# EXERCISE REQUIREMENTS
Would you write out the listing verbatim and skip every picture in it?

Data entries

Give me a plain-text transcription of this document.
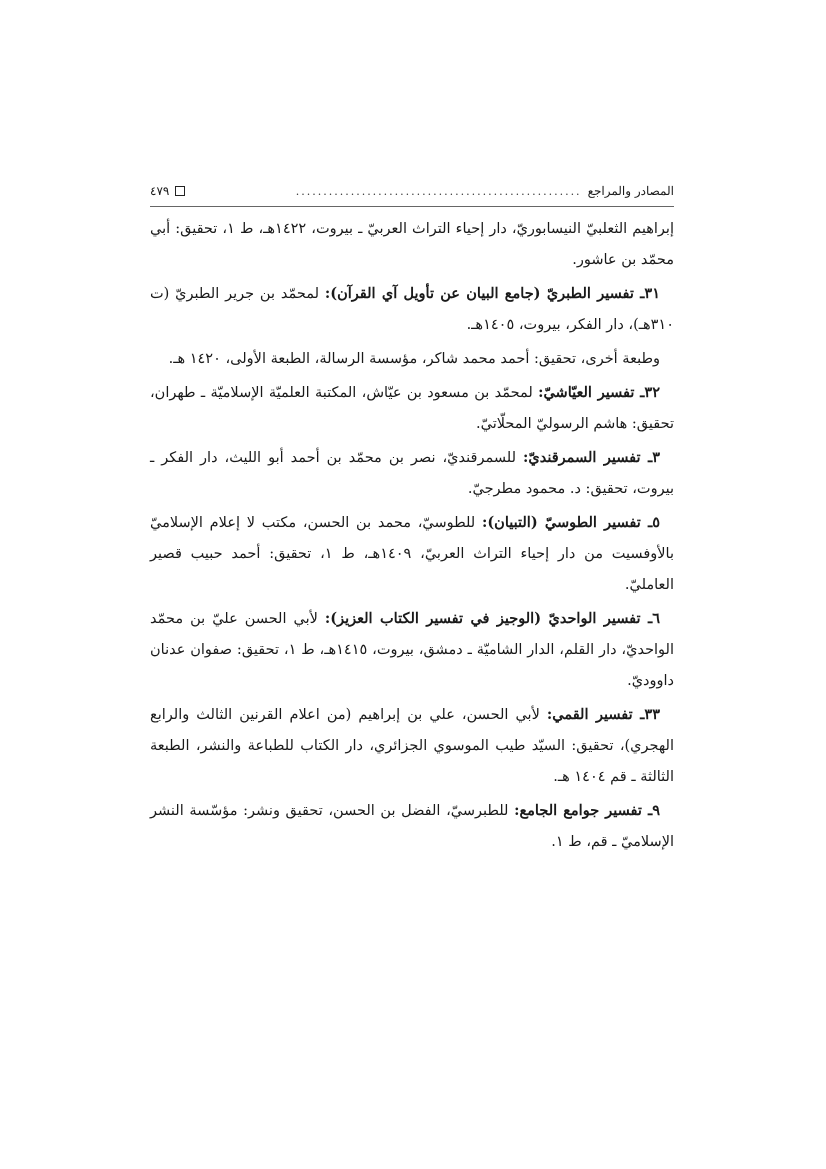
المصادر والمراجع
....................................................
٤٧٩

إبراهيم الثعلبيّ النيسابوريّ، دار إحياء التراث العربيّ ـ بيروت، ١٤٢٢هـ، ط ١، تحقيق: أبي محمّد بن عاشور.

٣١ـ تفسير الطبريّ (جامع البيان عن تأويل آي القرآن): لمحمّد بن جرير الطبريّ (ت ٣١٠هـ)، دار الفكر، بيروت، ١٤٠٥هـ.

وطبعة أخرى، تحقيق: أحمد محمد شاكر، مؤسسة الرسالة، الطبعة الأولى، ١٤٢٠ هـ.

٣٢ـ تفسير العيّاشيّ: لمحمّد بن مسعود بن عيّاش، المكتبة العلميّة الإسلاميّة ـ طهران، تحقيق: هاشم الرسوليّ المحلّاتيّ.

٣ـ تفسير السمرقنديّ: للسمرقنديّ، نصر بن محمّد بن أحمد أبو الليث، دار الفكر ـ بيروت، تحقيق: د. محمود مطرجيّ.

٥ـ تفسير الطوسيّ (التبيان): للطوسيّ، محمد بن الحسن، مكتب لا إعلام الإسلاميّ بالأوفسيت من دار إحياء التراث العربيّ، ١٤٠٩هـ، ط ١، تحقيق: أحمد حبيب قصير العامليّ.

٦ـ تفسير الواحديّ (الوجيز في تفسير الكتاب العزيز): لأبي الحسن عليّ بن محمّد الواحديّ، دار القلم، الدار الشاميّة ـ دمشق، بيروت، ١٤١٥هـ، ط ١، تحقيق: صفوان عدنان داووديّ.

٣٣ـ تفسير القمي: لأبي الحسن، علي بن إبراهيم (من اعلام القرنين الثالث والرابع الهجري)، تحقيق: السيّد طيب الموسوي الجزائري، دار الكتاب للطباعة والنشر، الطبعة الثالثة ـ قم ١٤٠٤ هـ.

٩ـ تفسير جوامع الجامع: للطبرسيّ، الفضل بن الحسن، تحقيق ونشر: مؤسّسة النشر الإسلاميّ ـ قم، ط ١.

# OUTPUT BELOW
Give me a plain-text transcription of this document.
المصادر والمراجع
....................................................
٤٧٩

إبراهيم الثعلبيّ النيسابوريّ، دار إحياء التراث العربيّ ـ بيروت، ١٤٢٢هـ، ط ١، تحقيق: أبي محمّد بن عاشور.

٣١ـ تفسير الطبريّ (جامع البيان عن تأويل آي القرآن): لمحمّد بن جرير الطبريّ (ت ٣١٠هـ)، دار الفكر، بيروت، ١٤٠٥هـ.

وطبعة أخرى، تحقيق: أحمد محمد شاكر، مؤسسة الرسالة، الطبعة الأولى، ١٤٢٠ هـ.

٣٢ـ تفسير العيّاشيّ: لمحمّد بن مسعود بن عيّاش، المكتبة العلميّة الإسلاميّة ـ طهران، تحقيق: هاشم الرسوليّ المحلّاتيّ.

٣ـ تفسير السمرقنديّ: للسمرقنديّ، نصر بن محمّد بن أحمد أبو الليث، دار الفكر ـ بيروت، تحقيق: د. محمود مطرجيّ.

٥ـ تفسير الطوسيّ (التبيان): للطوسيّ، محمد بن الحسن، مكتب لا إعلام الإسلاميّ بالأوفسيت من دار إحياء التراث العربيّ، ١٤٠٩هـ، ط ١، تحقيق: أحمد حبيب قصير العامليّ.

٦ـ تفسير الواحديّ (الوجيز في تفسير الكتاب العزيز): لأبي الحسن عليّ بن محمّد الواحديّ، دار القلم، الدار الشاميّة ـ دمشق، بيروت، ١٤١٥هـ، ط ١، تحقيق: صفوان عدنان داووديّ.

٣٣ـ تفسير القمي: لأبي الحسن، علي بن إبراهيم (من اعلام القرنين الثالث والرابع الهجري)، تحقيق: السيّد طيب الموسوي الجزائري، دار الكتاب للطباعة والنشر، الطبعة الثالثة ـ قم ١٤٠٤ هـ.

٩ـ تفسير جوامع الجامع: للطبرسيّ، الفضل بن الحسن، تحقيق ونشر: مؤسّسة النشر الإسلاميّ ـ قم، ط ١.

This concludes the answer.